[Begin TASK DATA]
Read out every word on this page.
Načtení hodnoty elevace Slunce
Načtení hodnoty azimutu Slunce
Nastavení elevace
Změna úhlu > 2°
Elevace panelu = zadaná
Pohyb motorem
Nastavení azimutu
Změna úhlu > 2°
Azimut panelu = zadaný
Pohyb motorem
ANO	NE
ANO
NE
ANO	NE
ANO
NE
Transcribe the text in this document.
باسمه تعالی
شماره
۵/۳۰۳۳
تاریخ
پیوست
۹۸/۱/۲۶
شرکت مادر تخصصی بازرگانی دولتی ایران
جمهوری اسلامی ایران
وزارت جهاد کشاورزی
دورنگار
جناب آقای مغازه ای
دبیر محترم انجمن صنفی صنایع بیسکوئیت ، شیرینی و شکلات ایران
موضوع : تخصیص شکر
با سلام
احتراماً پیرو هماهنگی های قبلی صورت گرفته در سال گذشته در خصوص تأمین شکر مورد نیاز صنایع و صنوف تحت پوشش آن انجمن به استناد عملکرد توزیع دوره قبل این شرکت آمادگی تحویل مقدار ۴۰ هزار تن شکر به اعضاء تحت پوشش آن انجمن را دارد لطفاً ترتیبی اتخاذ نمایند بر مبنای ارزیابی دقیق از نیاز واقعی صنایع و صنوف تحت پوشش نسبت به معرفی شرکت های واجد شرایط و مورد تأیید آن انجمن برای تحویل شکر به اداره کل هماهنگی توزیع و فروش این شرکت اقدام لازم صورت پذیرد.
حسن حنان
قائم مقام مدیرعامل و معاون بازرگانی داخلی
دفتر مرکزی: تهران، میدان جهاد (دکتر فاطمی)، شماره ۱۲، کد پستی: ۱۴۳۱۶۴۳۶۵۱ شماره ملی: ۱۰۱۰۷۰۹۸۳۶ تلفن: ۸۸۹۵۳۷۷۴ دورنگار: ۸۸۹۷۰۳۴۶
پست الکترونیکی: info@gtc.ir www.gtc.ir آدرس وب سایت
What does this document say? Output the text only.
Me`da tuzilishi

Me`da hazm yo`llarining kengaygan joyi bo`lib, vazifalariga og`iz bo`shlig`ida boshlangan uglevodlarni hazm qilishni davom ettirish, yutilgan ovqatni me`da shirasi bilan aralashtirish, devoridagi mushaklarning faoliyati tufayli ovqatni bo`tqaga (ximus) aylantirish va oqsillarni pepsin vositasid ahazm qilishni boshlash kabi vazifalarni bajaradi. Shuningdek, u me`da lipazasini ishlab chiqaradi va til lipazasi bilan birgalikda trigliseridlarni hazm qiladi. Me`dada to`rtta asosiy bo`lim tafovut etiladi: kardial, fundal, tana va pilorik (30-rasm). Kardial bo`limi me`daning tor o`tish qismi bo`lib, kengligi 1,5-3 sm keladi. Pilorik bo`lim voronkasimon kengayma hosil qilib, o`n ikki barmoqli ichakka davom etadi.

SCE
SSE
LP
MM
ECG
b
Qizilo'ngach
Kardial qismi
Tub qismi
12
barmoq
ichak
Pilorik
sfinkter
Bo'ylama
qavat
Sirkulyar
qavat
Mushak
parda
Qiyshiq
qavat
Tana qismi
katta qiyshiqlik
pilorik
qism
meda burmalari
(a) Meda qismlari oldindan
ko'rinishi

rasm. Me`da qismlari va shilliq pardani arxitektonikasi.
[End TASK DATA]
TASK GOAL: Look through the data and show every line containing "text".

COMPLETE ANSWER:
Transcribe the text in this document.
What does this document say? Output the text only.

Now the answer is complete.